▶ _DESCRIPTION OF THE TASK_
Extract every record, keeping each one exactly as it is.

▶ _GIVEN DATA_
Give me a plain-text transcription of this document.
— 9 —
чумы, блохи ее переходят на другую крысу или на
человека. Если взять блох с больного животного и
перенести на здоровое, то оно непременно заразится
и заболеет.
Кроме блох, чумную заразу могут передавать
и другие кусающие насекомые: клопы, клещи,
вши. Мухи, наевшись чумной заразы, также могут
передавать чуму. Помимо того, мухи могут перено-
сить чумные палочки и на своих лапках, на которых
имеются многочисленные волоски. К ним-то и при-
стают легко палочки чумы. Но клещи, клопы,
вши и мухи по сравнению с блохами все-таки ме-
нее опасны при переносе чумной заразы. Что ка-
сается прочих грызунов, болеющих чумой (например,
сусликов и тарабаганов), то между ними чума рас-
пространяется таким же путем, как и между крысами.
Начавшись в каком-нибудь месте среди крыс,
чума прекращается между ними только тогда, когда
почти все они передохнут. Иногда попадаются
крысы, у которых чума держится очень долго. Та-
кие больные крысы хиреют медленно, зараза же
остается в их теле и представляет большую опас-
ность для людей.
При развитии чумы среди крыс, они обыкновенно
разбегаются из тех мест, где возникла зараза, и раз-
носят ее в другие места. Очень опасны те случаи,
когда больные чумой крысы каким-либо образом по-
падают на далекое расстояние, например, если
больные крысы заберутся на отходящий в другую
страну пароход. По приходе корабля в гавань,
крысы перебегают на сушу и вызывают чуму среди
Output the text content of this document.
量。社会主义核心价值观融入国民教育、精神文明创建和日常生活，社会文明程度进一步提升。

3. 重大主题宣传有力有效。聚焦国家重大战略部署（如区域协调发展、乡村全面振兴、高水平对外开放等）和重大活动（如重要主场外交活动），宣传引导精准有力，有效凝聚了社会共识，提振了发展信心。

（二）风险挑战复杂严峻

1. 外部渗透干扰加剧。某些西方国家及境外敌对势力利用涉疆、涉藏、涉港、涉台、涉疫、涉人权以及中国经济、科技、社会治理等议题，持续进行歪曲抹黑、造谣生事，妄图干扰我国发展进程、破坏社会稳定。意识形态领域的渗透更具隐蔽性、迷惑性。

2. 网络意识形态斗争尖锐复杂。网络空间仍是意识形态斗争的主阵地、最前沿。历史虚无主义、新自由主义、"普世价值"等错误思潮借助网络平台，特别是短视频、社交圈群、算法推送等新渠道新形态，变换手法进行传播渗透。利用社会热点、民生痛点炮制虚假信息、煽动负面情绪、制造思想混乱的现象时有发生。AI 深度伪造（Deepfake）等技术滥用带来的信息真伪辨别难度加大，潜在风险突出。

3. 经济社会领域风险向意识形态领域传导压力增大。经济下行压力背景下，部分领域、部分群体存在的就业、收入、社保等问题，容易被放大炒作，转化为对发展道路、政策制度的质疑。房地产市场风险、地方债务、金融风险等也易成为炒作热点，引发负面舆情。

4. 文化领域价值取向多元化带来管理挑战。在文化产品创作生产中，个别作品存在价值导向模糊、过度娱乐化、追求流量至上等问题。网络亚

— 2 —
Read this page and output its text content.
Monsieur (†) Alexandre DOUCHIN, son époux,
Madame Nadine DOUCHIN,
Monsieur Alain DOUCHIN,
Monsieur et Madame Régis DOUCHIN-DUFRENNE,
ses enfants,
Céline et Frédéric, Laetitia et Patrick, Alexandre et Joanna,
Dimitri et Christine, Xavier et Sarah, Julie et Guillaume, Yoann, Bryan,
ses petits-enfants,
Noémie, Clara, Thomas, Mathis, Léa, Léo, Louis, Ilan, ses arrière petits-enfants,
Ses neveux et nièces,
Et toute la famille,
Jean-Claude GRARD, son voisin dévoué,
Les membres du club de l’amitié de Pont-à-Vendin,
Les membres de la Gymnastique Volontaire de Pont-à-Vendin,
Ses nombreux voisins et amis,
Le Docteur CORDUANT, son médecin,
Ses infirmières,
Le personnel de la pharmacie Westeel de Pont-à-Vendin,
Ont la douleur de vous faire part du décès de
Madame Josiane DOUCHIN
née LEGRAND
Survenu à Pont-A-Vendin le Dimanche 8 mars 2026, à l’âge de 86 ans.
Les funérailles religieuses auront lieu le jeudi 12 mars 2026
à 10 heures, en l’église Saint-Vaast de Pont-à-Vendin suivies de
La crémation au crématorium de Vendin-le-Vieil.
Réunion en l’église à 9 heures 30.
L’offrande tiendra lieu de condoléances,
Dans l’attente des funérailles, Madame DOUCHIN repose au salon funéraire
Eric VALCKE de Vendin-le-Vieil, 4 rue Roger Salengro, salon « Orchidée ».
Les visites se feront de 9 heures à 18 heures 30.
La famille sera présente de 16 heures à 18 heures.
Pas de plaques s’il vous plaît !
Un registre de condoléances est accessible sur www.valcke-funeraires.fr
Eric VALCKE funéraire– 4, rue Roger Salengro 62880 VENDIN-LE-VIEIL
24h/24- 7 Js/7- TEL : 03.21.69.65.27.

▶ _ANSWER TO THIS PROBLEM_
Give me a plain-text transcription of this document.
— 9 —
чумы, блохи ее переходят на другую крысу или на
человека. Если взять блох с больного животного и
перенести на здоровое, то оно непременно заразится
и заболеет.
Кроме блох, чумную заразу могут передавать
и другие кусающие насекомые: клопы, клещи,
вши. Мухи, наевшись чумной заразы, также могут
передавать чуму. Помимо того, мухи могут перено-
сить чумные палочки и на своих лапках, на которых
имеются многочисленные волоски. К ним-то и при-
стают легко палочки чумы. Но клещи, клопы,
вши и мухи по сравнению с блохами все-таки ме-
нее опасны при переносе чумной заразы. Что ка-
сается прочих грызунов, болеющих чумой (например,
сусликов и тарабаганов), то между ними чума рас-
пространяется таким же путем, как и между крысами.
Начавшись в каком-нибудь месте среди крыс,
чума прекращается между ними только тогда, когда
почти все они передохнут. Иногда попадаются
крысы, у которых чума держится очень долго. Та-
кие больные крысы хиреют медленно, зараза же
остается в их теле и представляет большую опас-
ность для людей.
При развитии чумы среди крыс, они обыкновенно
разбегаются из тех мест, где возникла зараза, и раз-
носят ее в другие места. Очень опасны те случаи,
когда больные чумой крысы каким-либо образом по-
падают на далекое расстояние, например, если
больные крысы заберутся на отходящий в другую
страну пароход. По приходе корабля в гавань,
крысы перебегают на сушу и вызывают чуму среди
Output the text content of this document.
量。社会主义核心价值观融入国民教育、精神文明创建和日常生活，社会文明程度进一步提升。

3. 重大主题宣传有力有效。聚焦国家重大战略部署（如区域协调发展、乡村全面振兴、高水平对外开放等）和重大活动（如重要主场外交活动），宣传引导精准有力，有效凝聚了社会共识，提振了发展信心。

（二）风险挑战复杂严峻

1. 外部渗透干扰加剧。某些西方国家及境外敌对势力利用涉疆、涉藏、涉港、涉台、涉疫、涉人权以及中国经济、科技、社会治理等议题，持续进行歪曲抹黑、造谣生事，妄图干扰我国发展进程、破坏社会稳定。意识形态领域的渗透更具隐蔽性、迷惑性。

2. 网络意识形态斗争尖锐复杂。网络空间仍是意识形态斗争的主阵地、最前沿。历史虚无主义、新自由主义、"普世价值"等错误思潮借助网络平台，特别是短视频、社交圈群、算法推送等新渠道新形态，变换手法进行传播渗透。利用社会热点、民生痛点炮制虚假信息、煽动负面情绪、制造思想混乱的现象时有发生。AI 深度伪造（Deepfake）等技术滥用带来的信息真伪辨别难度加大，潜在风险突出。

3. 经济社会领域风险向意识形态领域传导压力增大。经济下行压力背景下，部分领域、部分群体存在的就业、收入、社保等问题，容易被放大炒作，转化为对发展道路、政策制度的质疑。房地产市场风险、地方债务、金融风险等也易成为炒作热点，引发负面舆情。

4. 文化领域价值取向多元化带来管理挑战。在文化产品创作生产中，个别作品存在价值导向模糊、过度娱乐化、追求流量至上等问题。网络亚

— 2 —
Read this page and output its text content.
Monsieur (†) Alexandre DOUCHIN, son époux,
Madame Nadine DOUCHIN,
Monsieur Alain DOUCHIN,
Monsieur et Madame Régis DOUCHIN-DUFRENNE,
ses enfants,
Céline et Frédéric, Laetitia et Patrick, Alexandre et Joanna,
Dimitri et Christine, Xavier et Sarah, Julie et Guillaume, Yoann, Bryan,
ses petits-enfants,
Noémie, Clara, Thomas, Mathis, Léa, Léo, Louis, Ilan, ses arrière petits-enfants,
Ses neveux et nièces,
Et toute la famille,
Jean-Claude GRARD, son voisin dévoué,
Les membres du club de l’amitié de Pont-à-Vendin,
Les membres de la Gymnastique Volontaire de Pont-à-Vendin,
Ses nombreux voisins et amis,
Le Docteur CORDUANT, son médecin,
Ses infirmières,
Le personnel de la pharmacie Westeel de Pont-à-Vendin,
Ont la douleur de vous faire part du décès de
Madame Josiane DOUCHIN
née LEGRAND
Survenu à Pont-A-Vendin le Dimanche 8 mars 2026, à l’âge de 86 ans.
Les funérailles religieuses auront lieu le jeudi 12 mars 2026
à 10 heures, en l’église Saint-Vaast de Pont-à-Vendin suivies de
La crémation au crématorium de Vendin-le-Vieil.
Réunion en l’église à 9 heures 30.
L’offrande tiendra lieu de condoléances,
Dans l’attente des funérailles, Madame DOUCHIN repose au salon funéraire
Eric VALCKE de Vendin-le-Vieil, 4 rue Roger Salengro, salon « Orchidée ».
Les visites se feront de 9 heures à 18 heures 30.
La famille sera présente de 16 heures à 18 heures.
Pas de plaques s’il vous plaît !
Un registre de condoléances est accessible sur www.valcke-funeraires.fr
Eric VALCKE funéraire– 4, rue Roger Salengro 62880 VENDIN-LE-VIEIL
24h/24- 7 Js/7- TEL : 03.21.69.65.27.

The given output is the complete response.